[BEGIN Text block]

GLIMPSE is a 5-year project to investigate the controls on thinning at the margin of the Greenland Ice Sheet.  It is based in the Glaciology Group at the School of the Environment and Society, Swansea University.  The project is headed by Professor Tavi Murray and is funded through a Leverhulme Trust Research Leadership Award presented to Murray in mid-2007.

Rationale
Southern Greenland's margins and outlet glaciers are thinning at a dramatic rate, and this rate appears to be accelerating. These changes will have profound implications for global sea levels, ocean circulation, regional climate, and society. The acceleration in the rate of thinning represents more than simply melting, and coincides with major changes in the dynamics of outlet glaciers (e.g. Rignot & Kanagaratnam 2006). The ice sheet models we use to predict sea level rise do not include outlet glacier dynamic processes, and consequently underestimate Greenland's sea level contribution (Alley et al. 2005). Moreover, our available records of thickness changes are not long enough to be sure whether they represent profound alterations in the ice sheet's behaviour or simply expected natural variability. GLIMPSE is building a world-leading and multi-disciplinary group in Swansea which collaborates with international experts to address these deficiencies.  This research will place the known volume change observations in a longer temporal context, identify controls on outlet glacier dynamics, and incorporate these controls within ice sheet models. The key result will be better predictions of the future extent and behaviour of the Greenland ice sheet and therefore of future sea level rise.

[END Text block]
[BEGIN Given information]

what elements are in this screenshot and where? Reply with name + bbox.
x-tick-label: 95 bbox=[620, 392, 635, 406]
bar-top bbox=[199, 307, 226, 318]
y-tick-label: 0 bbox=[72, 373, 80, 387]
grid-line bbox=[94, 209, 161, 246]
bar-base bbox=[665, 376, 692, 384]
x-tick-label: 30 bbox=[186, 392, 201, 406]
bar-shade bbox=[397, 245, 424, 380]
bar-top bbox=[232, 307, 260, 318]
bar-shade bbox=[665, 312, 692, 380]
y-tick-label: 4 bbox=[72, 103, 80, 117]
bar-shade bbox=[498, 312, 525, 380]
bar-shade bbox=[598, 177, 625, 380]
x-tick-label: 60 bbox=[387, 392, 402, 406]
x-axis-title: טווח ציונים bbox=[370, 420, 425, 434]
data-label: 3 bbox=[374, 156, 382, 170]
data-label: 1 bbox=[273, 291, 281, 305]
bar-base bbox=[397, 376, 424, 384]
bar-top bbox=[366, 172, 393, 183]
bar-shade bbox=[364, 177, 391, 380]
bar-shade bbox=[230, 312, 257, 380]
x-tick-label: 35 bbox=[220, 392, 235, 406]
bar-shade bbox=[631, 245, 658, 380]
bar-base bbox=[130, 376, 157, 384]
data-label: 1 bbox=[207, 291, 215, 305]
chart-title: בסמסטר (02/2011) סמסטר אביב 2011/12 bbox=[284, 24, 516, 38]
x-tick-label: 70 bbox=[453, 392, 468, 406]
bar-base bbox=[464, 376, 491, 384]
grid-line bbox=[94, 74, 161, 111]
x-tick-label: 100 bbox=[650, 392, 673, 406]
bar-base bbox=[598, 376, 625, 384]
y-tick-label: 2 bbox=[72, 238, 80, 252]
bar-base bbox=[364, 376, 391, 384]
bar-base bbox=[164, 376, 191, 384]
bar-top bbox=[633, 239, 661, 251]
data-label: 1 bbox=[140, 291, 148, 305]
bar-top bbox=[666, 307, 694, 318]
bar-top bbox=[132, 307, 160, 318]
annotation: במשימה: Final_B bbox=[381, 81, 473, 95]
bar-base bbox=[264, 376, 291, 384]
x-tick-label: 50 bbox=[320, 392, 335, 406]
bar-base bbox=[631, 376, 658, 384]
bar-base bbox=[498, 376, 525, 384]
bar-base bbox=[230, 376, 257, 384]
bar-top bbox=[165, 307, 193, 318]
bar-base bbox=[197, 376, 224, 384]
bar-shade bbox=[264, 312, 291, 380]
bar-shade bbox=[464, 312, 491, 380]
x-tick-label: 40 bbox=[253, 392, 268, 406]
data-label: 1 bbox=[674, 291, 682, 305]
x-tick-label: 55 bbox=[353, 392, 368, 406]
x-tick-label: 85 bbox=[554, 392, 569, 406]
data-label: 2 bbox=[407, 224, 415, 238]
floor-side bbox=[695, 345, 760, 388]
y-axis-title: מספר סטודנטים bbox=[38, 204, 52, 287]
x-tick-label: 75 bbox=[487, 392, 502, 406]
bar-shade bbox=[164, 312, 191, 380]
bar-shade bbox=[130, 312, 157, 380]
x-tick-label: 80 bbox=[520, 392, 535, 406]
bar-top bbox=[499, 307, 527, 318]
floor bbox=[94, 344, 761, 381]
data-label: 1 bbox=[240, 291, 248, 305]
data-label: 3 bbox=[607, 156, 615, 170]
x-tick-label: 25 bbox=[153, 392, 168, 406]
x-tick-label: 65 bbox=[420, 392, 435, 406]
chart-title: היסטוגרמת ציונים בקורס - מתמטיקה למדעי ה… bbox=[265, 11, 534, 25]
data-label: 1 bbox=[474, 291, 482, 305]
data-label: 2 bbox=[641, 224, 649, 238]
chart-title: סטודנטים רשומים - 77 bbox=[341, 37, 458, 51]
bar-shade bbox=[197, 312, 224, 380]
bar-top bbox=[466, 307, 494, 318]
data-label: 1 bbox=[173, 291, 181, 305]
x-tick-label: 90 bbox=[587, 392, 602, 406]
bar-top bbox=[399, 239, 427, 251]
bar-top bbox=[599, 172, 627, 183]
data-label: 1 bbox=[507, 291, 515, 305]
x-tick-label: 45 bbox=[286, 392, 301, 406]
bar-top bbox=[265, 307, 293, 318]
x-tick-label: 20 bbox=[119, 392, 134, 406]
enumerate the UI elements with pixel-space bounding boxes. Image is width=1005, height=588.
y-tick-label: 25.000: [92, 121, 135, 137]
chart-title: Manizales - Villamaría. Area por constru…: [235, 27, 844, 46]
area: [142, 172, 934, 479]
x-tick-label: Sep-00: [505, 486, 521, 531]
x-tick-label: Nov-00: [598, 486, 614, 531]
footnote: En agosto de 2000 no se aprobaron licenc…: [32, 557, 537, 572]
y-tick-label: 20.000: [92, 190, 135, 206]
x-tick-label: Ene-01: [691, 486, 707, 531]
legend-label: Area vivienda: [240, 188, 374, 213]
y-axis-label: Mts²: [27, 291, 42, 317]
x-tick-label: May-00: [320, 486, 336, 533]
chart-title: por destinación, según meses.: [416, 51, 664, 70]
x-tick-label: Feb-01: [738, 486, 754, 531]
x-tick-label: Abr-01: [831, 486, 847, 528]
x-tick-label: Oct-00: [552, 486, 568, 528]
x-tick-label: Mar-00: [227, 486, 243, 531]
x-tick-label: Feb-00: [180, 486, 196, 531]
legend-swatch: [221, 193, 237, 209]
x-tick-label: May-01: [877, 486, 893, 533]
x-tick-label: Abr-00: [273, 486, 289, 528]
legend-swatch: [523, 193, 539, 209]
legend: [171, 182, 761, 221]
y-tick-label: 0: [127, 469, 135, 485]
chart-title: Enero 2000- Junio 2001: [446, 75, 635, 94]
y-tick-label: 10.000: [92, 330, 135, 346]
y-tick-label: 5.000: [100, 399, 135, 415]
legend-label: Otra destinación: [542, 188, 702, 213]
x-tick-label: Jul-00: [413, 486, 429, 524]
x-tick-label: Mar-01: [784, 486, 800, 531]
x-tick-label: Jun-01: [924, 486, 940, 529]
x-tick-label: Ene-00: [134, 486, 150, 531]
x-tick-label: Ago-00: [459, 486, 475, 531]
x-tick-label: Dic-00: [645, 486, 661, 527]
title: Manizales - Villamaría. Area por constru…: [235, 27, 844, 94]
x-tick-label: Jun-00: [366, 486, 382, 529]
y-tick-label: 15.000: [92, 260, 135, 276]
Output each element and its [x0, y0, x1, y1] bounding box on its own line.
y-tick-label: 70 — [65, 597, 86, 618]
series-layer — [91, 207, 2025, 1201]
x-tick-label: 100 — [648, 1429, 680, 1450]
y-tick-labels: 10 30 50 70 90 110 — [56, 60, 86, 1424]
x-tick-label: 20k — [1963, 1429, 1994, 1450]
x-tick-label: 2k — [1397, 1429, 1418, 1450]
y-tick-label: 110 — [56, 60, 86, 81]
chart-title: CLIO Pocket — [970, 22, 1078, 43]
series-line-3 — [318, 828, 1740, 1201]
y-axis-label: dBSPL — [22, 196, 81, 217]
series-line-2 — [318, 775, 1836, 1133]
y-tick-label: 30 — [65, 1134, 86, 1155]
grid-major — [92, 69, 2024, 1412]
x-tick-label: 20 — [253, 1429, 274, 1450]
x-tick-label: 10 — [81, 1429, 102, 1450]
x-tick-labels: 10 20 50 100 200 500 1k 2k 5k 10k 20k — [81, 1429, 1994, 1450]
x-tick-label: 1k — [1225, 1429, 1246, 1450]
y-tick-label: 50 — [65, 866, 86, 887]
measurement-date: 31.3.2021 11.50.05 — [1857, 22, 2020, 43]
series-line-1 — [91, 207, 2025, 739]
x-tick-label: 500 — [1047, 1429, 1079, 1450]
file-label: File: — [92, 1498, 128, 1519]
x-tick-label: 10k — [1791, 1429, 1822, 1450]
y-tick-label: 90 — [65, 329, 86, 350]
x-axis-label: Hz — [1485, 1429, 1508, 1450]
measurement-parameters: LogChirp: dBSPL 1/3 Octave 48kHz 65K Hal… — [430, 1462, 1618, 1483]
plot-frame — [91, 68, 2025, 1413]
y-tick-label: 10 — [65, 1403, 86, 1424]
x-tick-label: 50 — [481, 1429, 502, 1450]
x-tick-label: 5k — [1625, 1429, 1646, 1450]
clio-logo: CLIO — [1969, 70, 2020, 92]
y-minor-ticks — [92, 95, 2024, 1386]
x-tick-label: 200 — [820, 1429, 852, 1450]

[END Given information]

What to work on:
**A)** Reproduce the entries word for word, starting with the first line and going on through the line that contains "data-label: 1 bbox=[273, 291, 281, 305]", both included.
**B)** Resume the text about the GLIMPSE Greenland ice sheet project where it stops.
The text and these entries are unrelated to each other.

Answers for the tasks:
**A)**
what elements are in this screenshot and where? Reply with name + bbox.
x-tick-label: 95 bbox=[620, 392, 635, 406]
bar-top bbox=[199, 307, 226, 318]
y-tick-label: 0 bbox=[72, 373, 80, 387]
grid-line bbox=[94, 209, 161, 246]
bar-base bbox=[665, 376, 692, 384]
x-tick-label: 30 bbox=[186, 392, 201, 406]
bar-shade bbox=[397, 245, 424, 380]
bar-top bbox=[232, 307, 260, 318]
bar-shade bbox=[665, 312, 692, 380]
y-tick-label: 4 bbox=[72, 103, 80, 117]
bar-shade bbox=[498, 312, 525, 380]
bar-shade bbox=[598, 177, 625, 380]
x-tick-label: 60 bbox=[387, 392, 402, 406]
x-axis-title: טווח ציונים bbox=[370, 420, 425, 434]
data-label: 3 bbox=[374, 156, 382, 170]
data-label: 1 bbox=[273, 291, 281, 305]

**B)**
Project members
At its peak GLIMPSE will consist of 5 post-doctoral researchers and 3 postgraduate researchers.  Currently the project consists of: 
Professor Tavi Murray, Principal Investigator
Dr Timothy James, Project Manager and postdoctoral researcher
Dr Kilian Scharrer, Postdoctoral Researcher
Dr Anna Hughes, Postdoctoral Researcher
Dr Adam Booth, Postdoctoral Researcher
Dr Suzanne Bevan, Postdoctoral Researcher
Nick Selmes, Postgraduate Research Student
Sue Cook, Postgraduate Research Student
Jonathan McGovern, Postgraduate Research Student
Laura Cordero Llana, Postgraduate Research Student

Project partners include:
Dr Ian Rutt, Swansea University, UK
Dr Adrian Luckman, Swansea University, UK
William Krabill, NASA, Cryospheric Sciences Branch, USA
Dr Matt King, Newcastle University, UK
Dr Tollý Aðalgeirsdóttir, DMI, Denmark

References
 Rignot E, Kanagaratnam P, 2006, Changes in the velocity structure of the Greenland ice sheet, Science, 311(5763), 986–990.
 Alley RB et al. Ice-sheet and sea-level changes, Science, 310 (5747): 456-460 OCT 21 2005.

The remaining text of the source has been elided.